[Dataset excerpts]
_ _ _

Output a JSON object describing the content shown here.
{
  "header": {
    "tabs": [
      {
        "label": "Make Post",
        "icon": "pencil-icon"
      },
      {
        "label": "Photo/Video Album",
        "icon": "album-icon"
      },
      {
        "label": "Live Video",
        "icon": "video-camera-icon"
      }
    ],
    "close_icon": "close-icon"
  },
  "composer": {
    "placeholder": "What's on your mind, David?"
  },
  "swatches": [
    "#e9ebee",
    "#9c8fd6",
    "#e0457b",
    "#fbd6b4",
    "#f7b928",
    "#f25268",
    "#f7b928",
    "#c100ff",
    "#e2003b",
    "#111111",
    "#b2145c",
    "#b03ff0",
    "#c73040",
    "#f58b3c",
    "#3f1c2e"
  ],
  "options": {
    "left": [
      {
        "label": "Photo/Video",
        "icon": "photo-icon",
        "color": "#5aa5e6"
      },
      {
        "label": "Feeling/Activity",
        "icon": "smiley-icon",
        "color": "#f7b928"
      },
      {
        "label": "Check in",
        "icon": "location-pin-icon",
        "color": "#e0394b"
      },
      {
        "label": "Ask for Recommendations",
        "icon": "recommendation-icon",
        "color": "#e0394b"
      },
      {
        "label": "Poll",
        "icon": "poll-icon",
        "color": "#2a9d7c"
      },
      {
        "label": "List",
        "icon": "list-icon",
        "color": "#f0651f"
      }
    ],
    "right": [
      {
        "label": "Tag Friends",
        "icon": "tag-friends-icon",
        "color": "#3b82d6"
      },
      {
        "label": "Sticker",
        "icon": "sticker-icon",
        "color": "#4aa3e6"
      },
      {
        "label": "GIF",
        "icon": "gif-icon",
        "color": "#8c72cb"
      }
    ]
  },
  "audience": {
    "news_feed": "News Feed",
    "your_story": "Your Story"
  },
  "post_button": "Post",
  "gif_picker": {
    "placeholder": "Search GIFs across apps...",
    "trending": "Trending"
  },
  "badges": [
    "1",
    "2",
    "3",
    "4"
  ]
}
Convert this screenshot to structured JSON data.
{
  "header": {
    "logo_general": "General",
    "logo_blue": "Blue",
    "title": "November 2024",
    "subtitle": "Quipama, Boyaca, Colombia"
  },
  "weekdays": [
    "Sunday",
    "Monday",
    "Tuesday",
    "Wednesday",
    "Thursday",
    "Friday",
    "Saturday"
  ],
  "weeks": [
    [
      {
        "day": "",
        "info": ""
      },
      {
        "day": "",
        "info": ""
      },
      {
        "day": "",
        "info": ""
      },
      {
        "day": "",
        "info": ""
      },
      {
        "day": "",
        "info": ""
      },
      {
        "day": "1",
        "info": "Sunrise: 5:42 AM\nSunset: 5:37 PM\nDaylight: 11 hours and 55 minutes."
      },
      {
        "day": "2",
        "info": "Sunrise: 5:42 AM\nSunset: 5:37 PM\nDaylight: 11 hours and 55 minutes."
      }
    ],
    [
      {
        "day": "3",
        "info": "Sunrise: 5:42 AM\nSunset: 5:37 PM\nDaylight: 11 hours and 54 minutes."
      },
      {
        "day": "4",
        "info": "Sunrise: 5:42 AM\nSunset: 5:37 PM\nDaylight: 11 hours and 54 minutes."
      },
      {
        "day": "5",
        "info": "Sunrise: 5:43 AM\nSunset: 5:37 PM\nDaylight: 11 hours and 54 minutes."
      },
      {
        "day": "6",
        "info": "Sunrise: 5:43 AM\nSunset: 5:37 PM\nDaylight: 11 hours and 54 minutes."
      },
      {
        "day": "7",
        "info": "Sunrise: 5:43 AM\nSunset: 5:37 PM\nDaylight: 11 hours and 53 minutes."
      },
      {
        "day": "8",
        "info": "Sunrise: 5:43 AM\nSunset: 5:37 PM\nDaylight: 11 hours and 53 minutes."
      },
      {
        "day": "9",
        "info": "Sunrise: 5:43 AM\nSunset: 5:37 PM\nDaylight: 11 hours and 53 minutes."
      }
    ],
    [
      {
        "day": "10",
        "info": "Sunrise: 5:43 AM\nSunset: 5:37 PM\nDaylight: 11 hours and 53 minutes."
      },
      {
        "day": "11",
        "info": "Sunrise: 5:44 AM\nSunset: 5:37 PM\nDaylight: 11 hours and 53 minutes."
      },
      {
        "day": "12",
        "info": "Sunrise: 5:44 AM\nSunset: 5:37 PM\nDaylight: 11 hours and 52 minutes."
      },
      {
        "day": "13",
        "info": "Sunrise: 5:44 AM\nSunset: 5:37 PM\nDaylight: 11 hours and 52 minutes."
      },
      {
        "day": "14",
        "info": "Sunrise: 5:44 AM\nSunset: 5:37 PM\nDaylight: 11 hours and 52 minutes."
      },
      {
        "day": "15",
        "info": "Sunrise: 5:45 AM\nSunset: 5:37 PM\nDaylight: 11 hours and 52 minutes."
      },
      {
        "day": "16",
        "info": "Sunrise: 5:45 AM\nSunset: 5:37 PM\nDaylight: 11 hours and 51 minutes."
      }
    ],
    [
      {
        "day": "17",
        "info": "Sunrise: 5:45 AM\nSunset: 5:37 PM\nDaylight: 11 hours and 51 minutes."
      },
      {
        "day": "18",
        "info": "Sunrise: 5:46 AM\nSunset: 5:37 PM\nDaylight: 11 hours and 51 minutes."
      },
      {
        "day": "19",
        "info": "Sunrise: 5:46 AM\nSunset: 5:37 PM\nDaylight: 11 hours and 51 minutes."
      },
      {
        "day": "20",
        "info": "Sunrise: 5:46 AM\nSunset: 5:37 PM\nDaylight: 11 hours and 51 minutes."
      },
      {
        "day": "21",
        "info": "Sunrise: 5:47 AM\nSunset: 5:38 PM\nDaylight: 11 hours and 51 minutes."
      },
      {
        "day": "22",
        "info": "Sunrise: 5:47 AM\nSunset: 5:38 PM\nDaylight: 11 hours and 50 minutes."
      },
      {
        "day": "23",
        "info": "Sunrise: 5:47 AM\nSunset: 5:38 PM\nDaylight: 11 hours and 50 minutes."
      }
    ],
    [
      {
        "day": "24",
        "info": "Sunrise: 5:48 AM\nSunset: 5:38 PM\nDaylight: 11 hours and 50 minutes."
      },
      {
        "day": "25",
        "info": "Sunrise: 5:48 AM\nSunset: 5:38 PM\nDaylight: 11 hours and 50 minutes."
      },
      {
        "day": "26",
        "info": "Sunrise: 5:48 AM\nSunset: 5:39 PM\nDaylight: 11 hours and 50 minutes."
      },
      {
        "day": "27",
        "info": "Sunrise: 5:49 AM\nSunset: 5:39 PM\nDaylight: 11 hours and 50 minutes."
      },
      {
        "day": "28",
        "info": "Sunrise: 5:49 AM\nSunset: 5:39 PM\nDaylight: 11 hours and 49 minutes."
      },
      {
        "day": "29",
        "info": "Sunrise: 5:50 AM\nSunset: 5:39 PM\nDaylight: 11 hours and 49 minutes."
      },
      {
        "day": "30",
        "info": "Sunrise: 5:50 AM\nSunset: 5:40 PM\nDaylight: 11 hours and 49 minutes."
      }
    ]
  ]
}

_ _ _

> [What needs to be done] Every entry should be printed again exactly as written.

> [Reply to the task]
Output a JSON object describing the content shown here.
{
  "header": {
    "tabs": [
      {
        "label": "Make Post",
        "icon": "pencil-icon"
      },
      {
        "label": "Photo/Video Album",
        "icon": "album-icon"
      },
      {
        "label": "Live Video",
        "icon": "video-camera-icon"
      }
    ],
    "close_icon": "close-icon"
  },
  "composer": {
    "placeholder": "What's on your mind, David?"
  },
  "swatches": [
    "#e9ebee",
    "#9c8fd6",
    "#e0457b",
    "#fbd6b4",
    "#f7b928",
    "#f25268",
    "#f7b928",
    "#c100ff",
    "#e2003b",
    "#111111",
    "#b2145c",
    "#b03ff0",
    "#c73040",
    "#f58b3c",
    "#3f1c2e"
  ],
  "options": {
    "left": [
      {
        "label": "Photo/Video",
        "icon": "photo-icon",
        "color": "#5aa5e6"
      },
      {
        "label": "Feeling/Activity",
        "icon": "smiley-icon",
        "color": "#f7b928"
      },
      {
        "label": "Check in",
        "icon": "location-pin-icon",
        "color": "#e0394b"
      },
      {
        "label": "Ask for Recommendations",
        "icon": "recommendation-icon",
        "color": "#e0394b"
      },
      {
        "label": "Poll",
        "icon": "poll-icon",
        "color": "#2a9d7c"
      },
      {
        "label": "List",
        "icon": "list-icon",
        "color": "#f0651f"
      }
    ],
    "right": [
      {
        "label": "Tag Friends",
        "icon": "tag-friends-icon",
        "color": "#3b82d6"
      },
      {
        "label": "Sticker",
        "icon": "sticker-icon",
        "color": "#4aa3e6"
      },
      {
        "label": "GIF",
        "icon": "gif-icon",
        "color": "#8c72cb"
      }
    ]
  },
  "audience": {
    "news_feed": "News Feed",
    "your_story": "Your Story"
  },
  "post_button": "Post",
  "gif_picker": {
    "placeholder": "Search GIFs across apps...",
    "trending": "Trending"
  },
  "badges": [
    "1",
    "2",
    "3",
    "4"
  ]
}
Convert this screenshot to structured JSON data.
{
  "header": {
    "logo_general": "General",
    "logo_blue": "Blue",
    "title": "November 2024",
    "subtitle": "Quipama, Boyaca, Colombia"
  },
  "weekdays": [
    "Sunday",
    "Monday",
    "Tuesday",
    "Wednesday",
    "Thursday",
    "Friday",
    "Saturday"
  ],
  "weeks": [
    [
      {
        "day": "",
        "info": ""
      },
      {
        "day": "",
        "info": ""
      },
      {
        "day": "",
        "info": ""
      },
      {
        "day": "",
        "info": ""
      },
      {
        "day": "",
        "info": ""
      },
      {
        "day": "1",
        "info": "Sunrise: 5:42 AM\nSunset: 5:37 PM\nDaylight: 11 hours and 55 minutes."
      },
      {
        "day": "2",
        "info": "Sunrise: 5:42 AM\nSunset: 5:37 PM\nDaylight: 11 hours and 55 minutes."
      }
    ],
    [
      {
        "day": "3",
        "info": "Sunrise: 5:42 AM\nSunset: 5:37 PM\nDaylight: 11 hours and 54 minutes."
      },
      {
        "day": "4",
        "info": "Sunrise: 5:42 AM\nSunset: 5:37 PM\nDaylight: 11 hours and 54 minutes."
      },
      {
        "day": "5",
        "info": "Sunrise: 5:43 AM\nSunset: 5:37 PM\nDaylight: 11 hours and 54 minutes."
      },
      {
        "day": "6",
        "info": "Sunrise: 5:43 AM\nSunset: 5:37 PM\nDaylight: 11 hours and 54 minutes."
      },
      {
        "day": "7",
        "info": "Sunrise: 5:43 AM\nSunset: 5:37 PM\nDaylight: 11 hours and 53 minutes."
      },
      {
        "day": "8",
        "info": "Sunrise: 5:43 AM\nSunset: 5:37 PM\nDaylight: 11 hours and 53 minutes."
      },
      {
        "day": "9",
        "info": "Sunrise: 5:43 AM\nSunset: 5:37 PM\nDaylight: 11 hours and 53 minutes."
      }
    ],
    [
      {
        "day": "10",
        "info": "Sunrise: 5:43 AM\nSunset: 5:37 PM\nDaylight: 11 hours and 53 minutes."
      },
      {
        "day": "11",
        "info": "Sunrise: 5:44 AM\nSunset: 5:37 PM\nDaylight: 11 hours and 53 minutes."
      },
      {
        "day": "12",
        "info": "Sunrise: 5:44 AM\nSunset: 5:37 PM\nDaylight: 11 hours and 52 minutes."
      },
      {
        "day": "13",
        "info": "Sunrise: 5:44 AM\nSunset: 5:37 PM\nDaylight: 11 hours and 52 minutes."
      },
      {
        "day": "14",
        "info": "Sunrise: 5:44 AM\nSunset: 5:37 PM\nDaylight: 11 hours and 52 minutes."
      },
      {
        "day": "15",
        "info": "Sunrise: 5:45 AM\nSunset: 5:37 PM\nDaylight: 11 hours and 52 minutes."
      },
      {
        "day": "16",
        "info": "Sunrise: 5:45 AM\nSunset: 5:37 PM\nDaylight: 11 hours and 51 minutes."
      }
    ],
    [
      {
        "day": "17",
        "info": "Sunrise: 5:45 AM\nSunset: 5:37 PM\nDaylight: 11 hours and 51 minutes."
      },
      {
        "day": "18",
        "info": "Sunrise: 5:46 AM\nSunset: 5:37 PM\nDaylight: 11 hours and 51 minutes."
      },
      {
        "day": "19",
        "info": "Sunrise: 5:46 AM\nSunset: 5:37 PM\nDaylight: 11 hours and 51 minutes."
      },
      {
        "day": "20",
        "info": "Sunrise: 5:46 AM\nSunset: 5:37 PM\nDaylight: 11 hours and 51 minutes."
      },
      {
        "day": "21",
        "info": "Sunrise: 5:47 AM\nSunset: 5:38 PM\nDaylight: 11 hours and 51 minutes."
      },
      {
        "day": "22",
        "info": "Sunrise: 5:47 AM\nSunset: 5:38 PM\nDaylight: 11 hours and 50 minutes."
      },
      {
        "day": "23",
        "info": "Sunrise: 5:47 AM\nSunset: 5:38 PM\nDaylight: 11 hours and 50 minutes."
      }
    ],
    [
      {
        "day": "24",
        "info": "Sunrise: 5:48 AM\nSunset: 5:38 PM\nDaylight: 11 hours and 50 minutes."
      },
      {
        "day": "25",
        "info": "Sunrise: 5:48 AM\nSunset: 5:38 PM\nDaylight: 11 hours and 50 minutes."
      },
      {
        "day": "26",
        "info": "Sunrise: 5:48 AM\nSunset: 5:39 PM\nDaylight: 11 hours and 50 minutes."
      },
      {
        "day": "27",
        "info": "Sunrise: 5:49 AM\nSunset: 5:39 PM\nDaylight: 11 hours and 50 minutes."
      },
      {
        "day": "28",
        "info": "Sunrise: 5:49 AM\nSunset: 5:39 PM\nDaylight: 11 hours and 49 minutes."
      },
      {
        "day": "29",
        "info": "Sunrise: 5:50 AM\nSunset: 5:39 PM\nDaylight: 11 hours and 49 minutes."
      },
      {
        "day": "30",
        "info": "Sunrise: 5:50 AM\nSunset: 5:40 PM\nDaylight: 11 hours and 49 minutes."
      }
    ]
  ]
}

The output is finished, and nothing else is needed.